> To do
Go through the data and copy every line exactly, but not the images.

> Data shown
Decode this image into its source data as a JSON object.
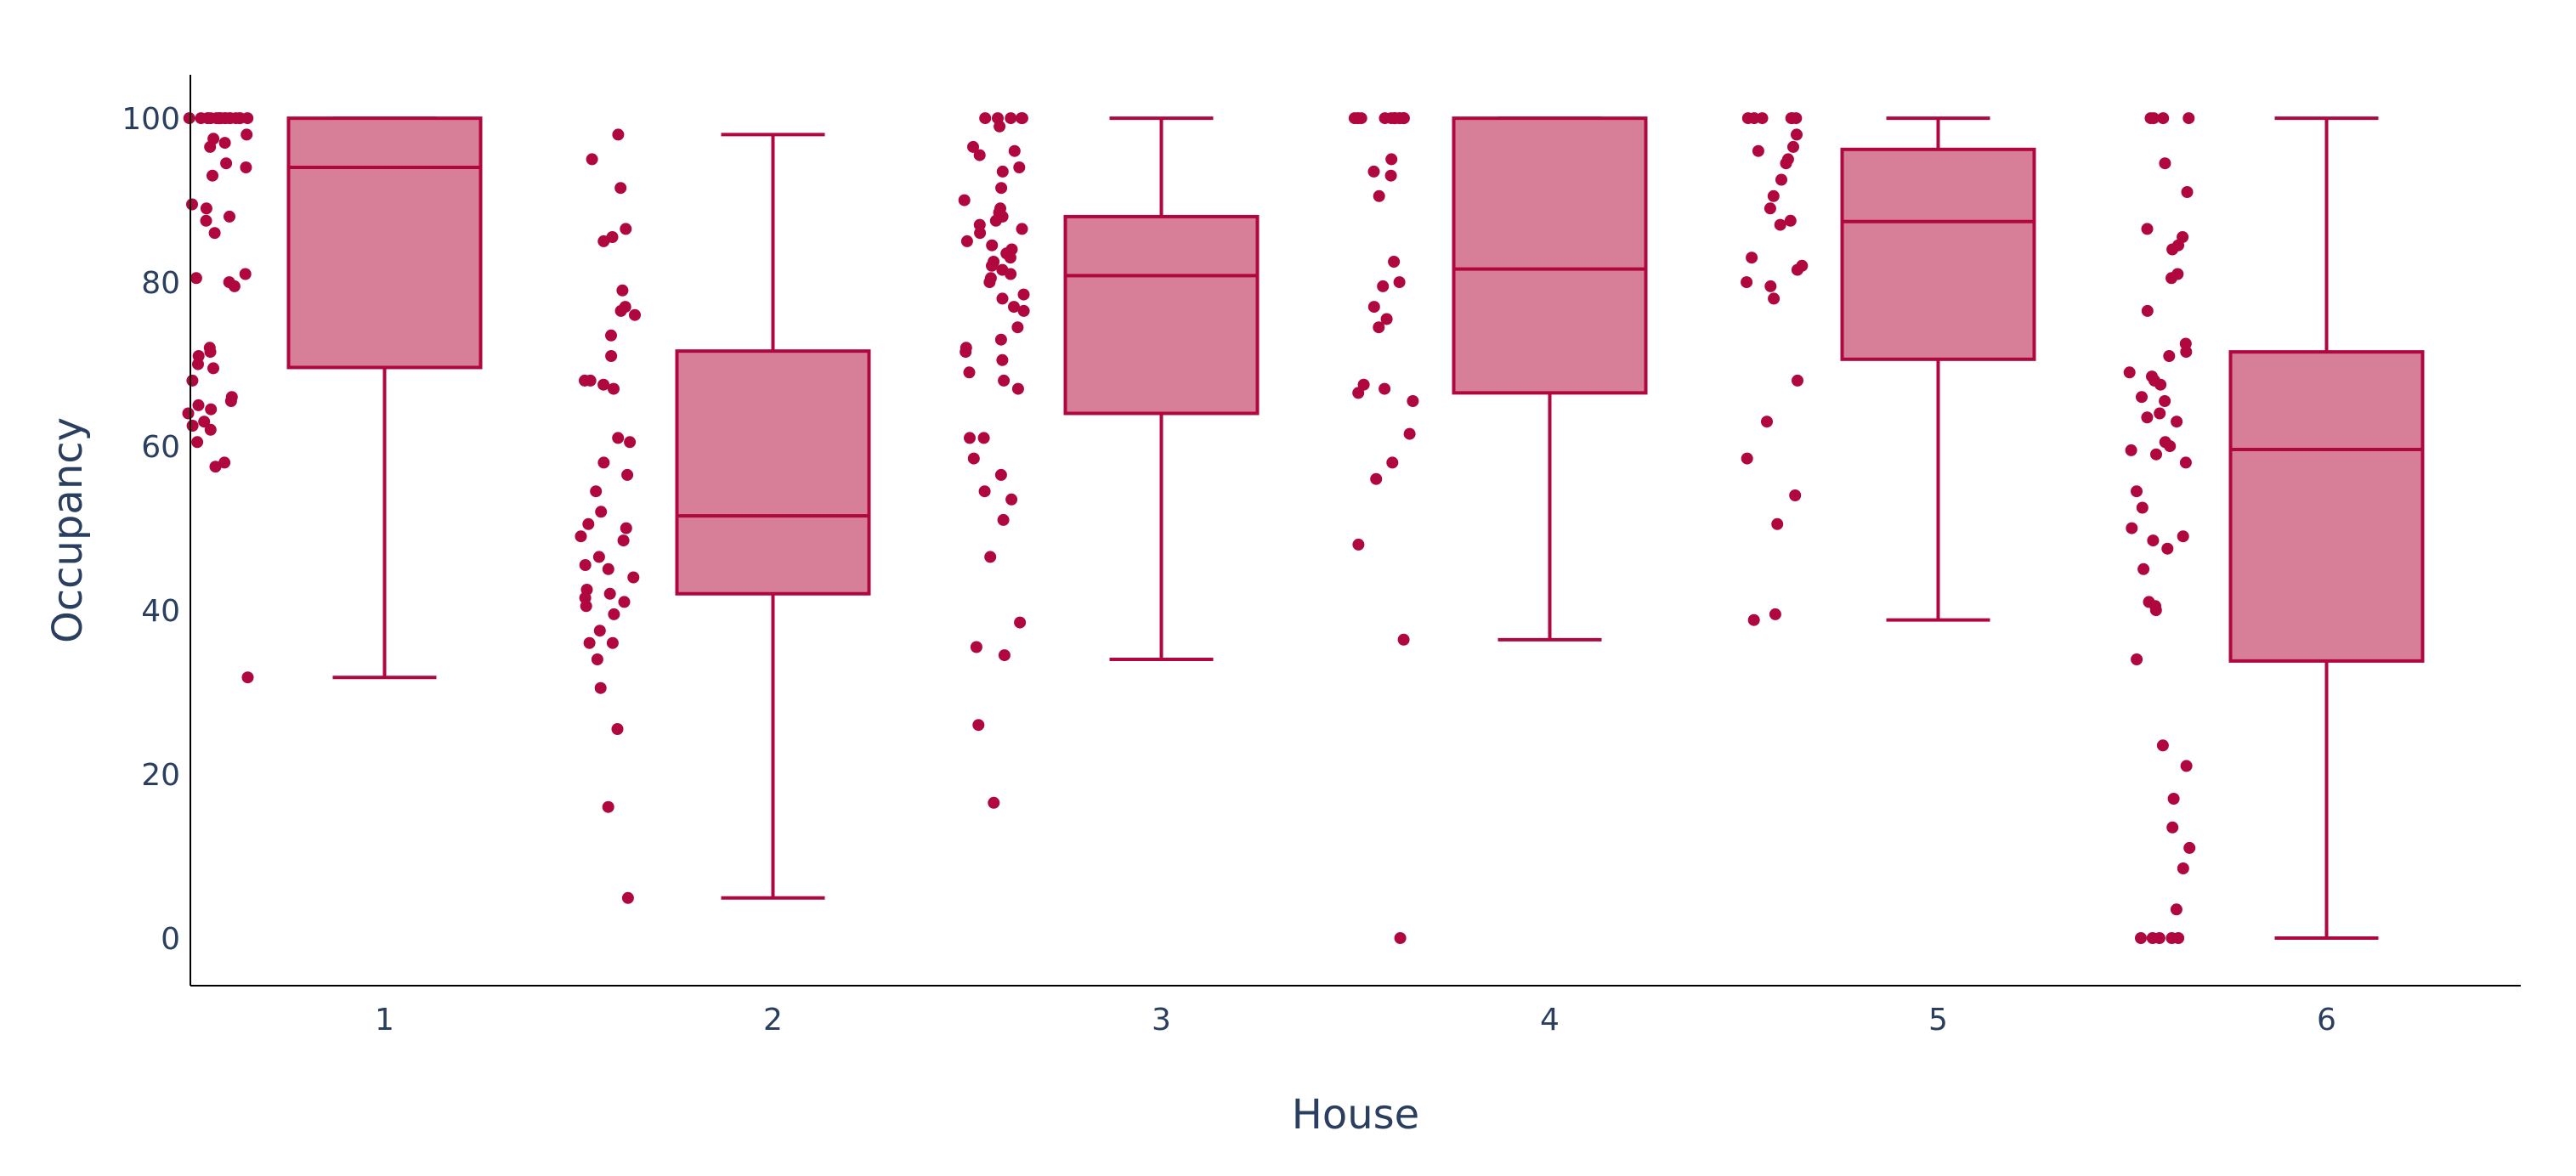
{
  "colors": {
    "box_fill": "#d77f99",
    "box_line": "#b0073f",
    "point": "#b0073f",
    "axis": "#000000",
    "text": "#2a3f5f",
    "background": "#ffffff"
  },
  "chart_data": {
    "type": "box",
    "title": "",
    "xlabel": "House",
    "ylabel": "Occupancy",
    "ylim": [
      -5.8,
      105.3
    ],
    "yticks": [
      0,
      20,
      40,
      60,
      80,
      100
    ],
    "grid": false,
    "categories": [
      "1",
      "2",
      "3",
      "4",
      "5",
      "6"
    ],
    "boxes": [
      {
        "category": "1",
        "min": 31.8,
        "q1": 69.6,
        "median": 94.0,
        "q3": 100,
        "max": 100
      },
      {
        "category": "2",
        "min": 4.9,
        "q1": 42.0,
        "median": 51.5,
        "q3": 71.6,
        "max": 98.0
      },
      {
        "category": "3",
        "min": 34.0,
        "q1": 64.0,
        "median": 80.8,
        "q3": 88.0,
        "max": 100
      },
      {
        "category": "4",
        "min": 36.4,
        "q1": 66.5,
        "median": 81.6,
        "q3": 100,
        "max": 100
      },
      {
        "category": "5",
        "min": 38.8,
        "q1": 70.6,
        "median": 87.4,
        "q3": 96.2,
        "max": 100
      },
      {
        "category": "6",
        "min": 0,
        "q1": 33.8,
        "median": 59.6,
        "q3": 71.5,
        "max": 100
      }
    ],
    "points": [
      {
        "category": "1",
        "values": [
          100,
          100,
          100,
          100,
          100,
          100,
          100,
          100,
          100,
          100,
          100,
          100,
          100,
          100,
          100,
          100,
          100,
          100,
          98,
          97.5,
          97,
          96.5,
          94.5,
          94,
          93,
          89.5,
          89,
          88,
          87.5,
          86,
          81,
          80.5,
          80,
          79.5,
          72,
          71.5,
          71,
          70,
          69.5,
          68,
          66,
          65.5,
          65,
          64.5,
          64,
          63,
          62.5,
          62,
          60.5,
          58,
          57.5,
          31.8
        ]
      },
      {
        "category": "2",
        "values": [
          98,
          95,
          91.5,
          86.5,
          85.5,
          85,
          79,
          77,
          76.5,
          76,
          73.5,
          71,
          68,
          68,
          67.5,
          67,
          61,
          60.5,
          58,
          56.5,
          54.5,
          52,
          50.5,
          50,
          49,
          48.5,
          46.5,
          45.5,
          45,
          44,
          42.5,
          42,
          41.5,
          41,
          40.5,
          39.5,
          37.5,
          36,
          36,
          34,
          30.5,
          25.5,
          16,
          4.9
        ]
      },
      {
        "category": "3",
        "values": [
          100,
          100,
          100,
          100,
          100,
          99,
          96.5,
          96,
          95.5,
          94,
          93.5,
          91.5,
          90,
          89,
          88.5,
          88,
          87.5,
          87,
          86.5,
          86,
          85,
          84.5,
          84,
          83.5,
          83,
          82.5,
          82,
          81.5,
          81,
          80.5,
          80,
          78.5,
          78,
          77,
          76.5,
          74.5,
          73,
          72,
          71.5,
          70.5,
          69,
          68,
          67,
          61,
          61,
          58.5,
          56.5,
          54.5,
          53.5,
          51,
          46.5,
          38.5,
          35.5,
          34.5,
          26,
          16.5
        ]
      },
      {
        "category": "4",
        "values": [
          100,
          100,
          100,
          100,
          100,
          100,
          100,
          100,
          100,
          100,
          100,
          100,
          100,
          100,
          100,
          95,
          93.5,
          93,
          90.5,
          82.5,
          80,
          79.5,
          77,
          75.5,
          74.5,
          67.5,
          67,
          66.5,
          65.5,
          61.5,
          58,
          56,
          48,
          36.4,
          0
        ]
      },
      {
        "category": "5",
        "values": [
          100,
          100,
          100,
          100,
          100,
          100,
          98,
          96.5,
          96,
          95,
          94.5,
          92.5,
          90.5,
          89,
          87.5,
          87,
          83,
          82,
          81.5,
          80,
          79.5,
          78,
          68,
          63,
          58.5,
          54,
          50.5,
          39.5,
          38.8
        ]
      },
      {
        "category": "6",
        "values": [
          100,
          100,
          100,
          100,
          94.5,
          91,
          86.5,
          85.5,
          84.5,
          84,
          81,
          80.5,
          76.5,
          72.5,
          71.5,
          71,
          69,
          68.5,
          68,
          67.5,
          66,
          65.5,
          64,
          63.5,
          63,
          60.5,
          60,
          59.5,
          59,
          58,
          54.5,
          52.5,
          50,
          49,
          48.5,
          47.5,
          45,
          41,
          40.5,
          40,
          34,
          23.5,
          21,
          17,
          13.5,
          11,
          8.5,
          3.5,
          0,
          0,
          0,
          0,
          0
        ]
      }
    ]
  }
}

> Problem solution
Decode this image into its source data as a JSON object.
{
  "colors": {
    "box_fill": "#d77f99",
    "box_line": "#b0073f",
    "point": "#b0073f",
    "axis": "#000000",
    "text": "#2a3f5f",
    "background": "#ffffff"
  },
  "chart_data": {
    "type": "box",
    "title": "",
    "xlabel": "House",
    "ylabel": "Occupancy",
    "ylim": [
      -5.8,
      105.3
    ],
    "yticks": [
      0,
      20,
      40,
      60,
      80,
      100
    ],
    "grid": false,
    "categories": [
      "1",
      "2",
      "3",
      "4",
      "5",
      "6"
    ],
    "boxes": [
      {
        "category": "1",
        "min": 31.8,
        "q1": 69.6,
        "median": 94.0,
        "q3": 100,
        "max": 100
      },
      {
        "category": "2",
        "min": 4.9,
        "q1": 42.0,
        "median": 51.5,
        "q3": 71.6,
        "max": 98.0
      },
      {
        "category": "3",
        "min": 34.0,
        "q1": 64.0,
        "median": 80.8,
        "q3": 88.0,
        "max": 100
      },
      {
        "category": "4",
        "min": 36.4,
        "q1": 66.5,
        "median": 81.6,
        "q3": 100,
        "max": 100
      },
      {
        "category": "5",
        "min": 38.8,
        "q1": 70.6,
        "median": 87.4,
        "q3": 96.2,
        "max": 100
      },
      {
        "category": "6",
        "min": 0,
        "q1": 33.8,
        "median": 59.6,
        "q3": 71.5,
        "max": 100
      }
    ],
    "points": [
      {
        "category": "1",
        "values": [
          100,
          100,
          100,
          100,
          100,
          100,
          100,
          100,
          100,
          100,
          100,
          100,
          100,
          100,
          100,
          100,
          100,
          100,
          98,
          97.5,
          97,
          96.5,
          94.5,
          94,
          93,
          89.5,
          89,
          88,
          87.5,
          86,
          81,
          80.5,
          80,
          79.5,
          72,
          71.5,
          71,
          70,
          69.5,
          68,
          66,
          65.5,
          65,
          64.5,
          64,
          63,
          62.5,
          62,
          60.5,
          58,
          57.5,
          31.8
        ]
      },
      {
        "category": "2",
        "values": [
          98,
          95,
          91.5,
          86.5,
          85.5,
          85,
          79,
          77,
          76.5,
          76,
          73.5,
          71,
          68,
          68,
          67.5,
          67,
          61,
          60.5,
          58,
          56.5,
          54.5,
          52,
          50.5,
          50,
          49,
          48.5,
          46.5,
          45.5,
          45,
          44,
          42.5,
          42,
          41.5,
          41,
          40.5,
          39.5,
          37.5,
          36,
          36,
          34,
          30.5,
          25.5,
          16,
          4.9
        ]
      },
      {
        "category": "3",
        "values": [
          100,
          100,
          100,
          100,
          100,
          99,
          96.5,
          96,
          95.5,
          94,
          93.5,
          91.5,
          90,
          89,
          88.5,
          88,
          87.5,
          87,
          86.5,
          86,
          85,
          84.5,
          84,
          83.5,
          83,
          82.5,
          82,
          81.5,
          81,
          80.5,
          80,
          78.5,
          78,
          77,
          76.5,
          74.5,
          73,
          72,
          71.5,
          70.5,
          69,
          68,
          67,
          61,
          61,
          58.5,
          56.5,
          54.5,
          53.5,
          51,
          46.5,
          38.5,
          35.5,
          34.5,
          26,
          16.5
        ]
      },
      {
        "category": "4",
        "values": [
          100,
          100,
          100,
          100,
          100,
          100,
          100,
          100,
          100,
          100,
          100,
          100,
          100,
          100,
          100,
          95,
          93.5,
          93,
          90.5,
          82.5,
          80,
          79.5,
          77,
          75.5,
          74.5,
          67.5,
          67,
          66.5,
          65.5,
          61.5,
          58,
          56,
          48,
          36.4,
          0
        ]
      },
      {
        "category": "5",
        "values": [
          100,
          100,
          100,
          100,
          100,
          100,
          98,
          96.5,
          96,
          95,
          94.5,
          92.5,
          90.5,
          89,
          87.5,
          87,
          83,
          82,
          81.5,
          80,
          79.5,
          78,
          68,
          63,
          58.5,
          54,
          50.5,
          39.5,
          38.8
        ]
      },
      {
        "category": "6",
        "values": [
          100,
          100,
          100,
          100,
          94.5,
          91,
          86.5,
          85.5,
          84.5,
          84,
          81,
          80.5,
          76.5,
          72.5,
          71.5,
          71,
          69,
          68.5,
          68,
          67.5,
          66,
          65.5,
          64,
          63.5,
          63,
          60.5,
          60,
          59.5,
          59,
          58,
          54.5,
          52.5,
          50,
          49,
          48.5,
          47.5,
          45,
          41,
          40.5,
          40,
          34,
          23.5,
          21,
          17,
          13.5,
          11,
          8.5,
          3.5,
          0,
          0,
          0,
          0,
          0
        ]
      }
    ]
  }
}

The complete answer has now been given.